Directive:
Go over the entries below line by line, copying each one that contains the word "forecast".
▶
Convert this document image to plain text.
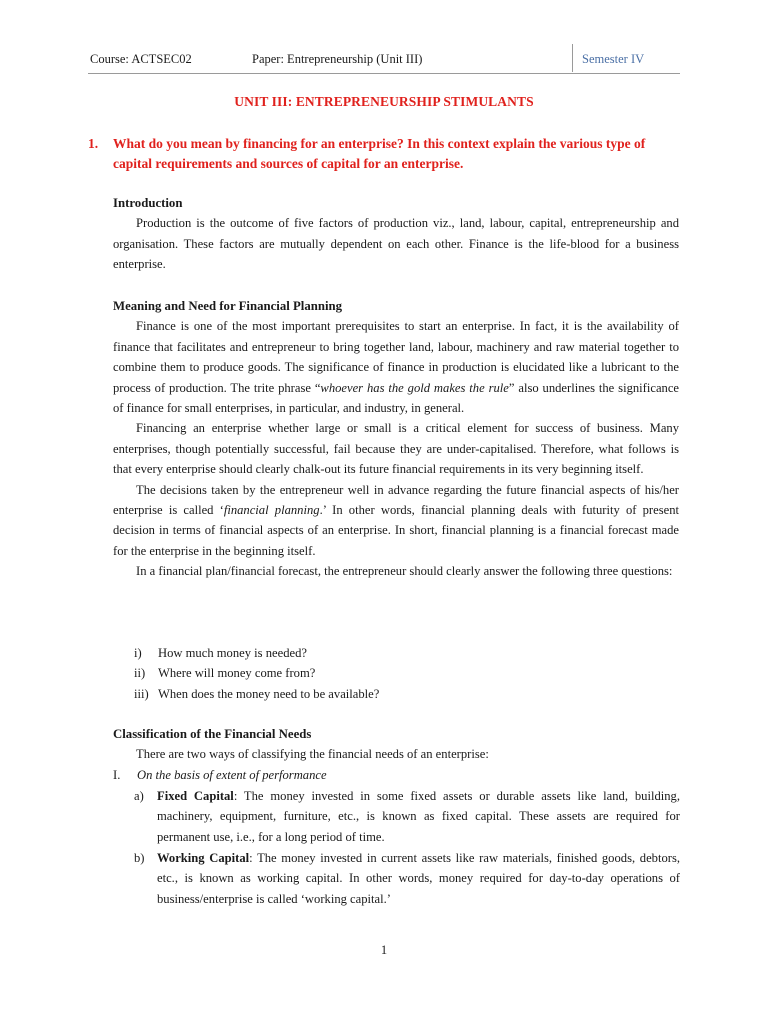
Course: ACTSEC02	Paper: Entrepreneurship (Unit III)	Semester IV
UNIT III: ENTREPRENEURSHIP STIMULANTS
1. What do you mean by financing for an enterprise? In this context explain the various type of capital requirements and sources of capital for an enterprise.
Introduction
Production is the outcome of five factors of production viz., land, labour, capital, entrepreneurship and organisation. These factors are mutually dependent on each other. Finance is the life-blood for a business enterprise.
Meaning and Need for Financial Planning
Finance is one of the most important prerequisites to start an enterprise. In fact, it is the availability of finance that facilitates and entrepreneur to bring together land, labour, machinery and raw material together to combine them to produce goods. The significance of finance in production is elucidated like a lubricant to the process of production. The trite phrase “whoever has the gold makes the rule” also underlines the significance of finance for small enterprises, in particular, and industry, in general.
Financing an enterprise whether large or small is a critical element for success of business. Many enterprises, though potentially successful, fail because they are under-capitalised. Therefore, what follows is that every enterprise should clearly chalk-out its future financial requirements in its very beginning itself.
The decisions taken by the entrepreneur well in advance regarding the future financial aspects of his/her enterprise is called ‘financial planning.’ In other words, financial planning deals with futurity of present decision in terms of financial aspects of an enterprise. In short, financial planning is a financial forecast made for the enterprise in the beginning itself.
In a financial plan/financial forecast, the entrepreneur should clearly answer the following three questions:
i) How much money is needed?
ii) Where will money come from?
iii) When does the money need to be available?
Classification of the Financial Needs
There are two ways of classifying the financial needs of an enterprise:
I. On the basis of extent of performance
a) Fixed Capital: The money invested in some fixed assets or durable assets like land, building, machinery, equipment, furniture, etc., is known as fixed capital. These assets are required for permanent use, i.e., for a long period of time.
b) Working Capital: The money invested in current assets like raw materials, finished goods, debtors, etc., is known as working capital. In other words, money required for day-to-day operations of business/enterprise is called ‘working capital.’
1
◀
Response for this exercise:
The decisions taken by the entrepreneur well in advance regarding the future financial aspects of his/her enterprise is called ‘financial planning.’ In other words, financial planning deals with futurity of present decision in terms of financial aspects of an enterprise. In short, financial planning is a financial forecast made for the enterprise in the beginning itself.
In a financial plan/financial forecast, the entrepreneur should clearly answer the following three questions:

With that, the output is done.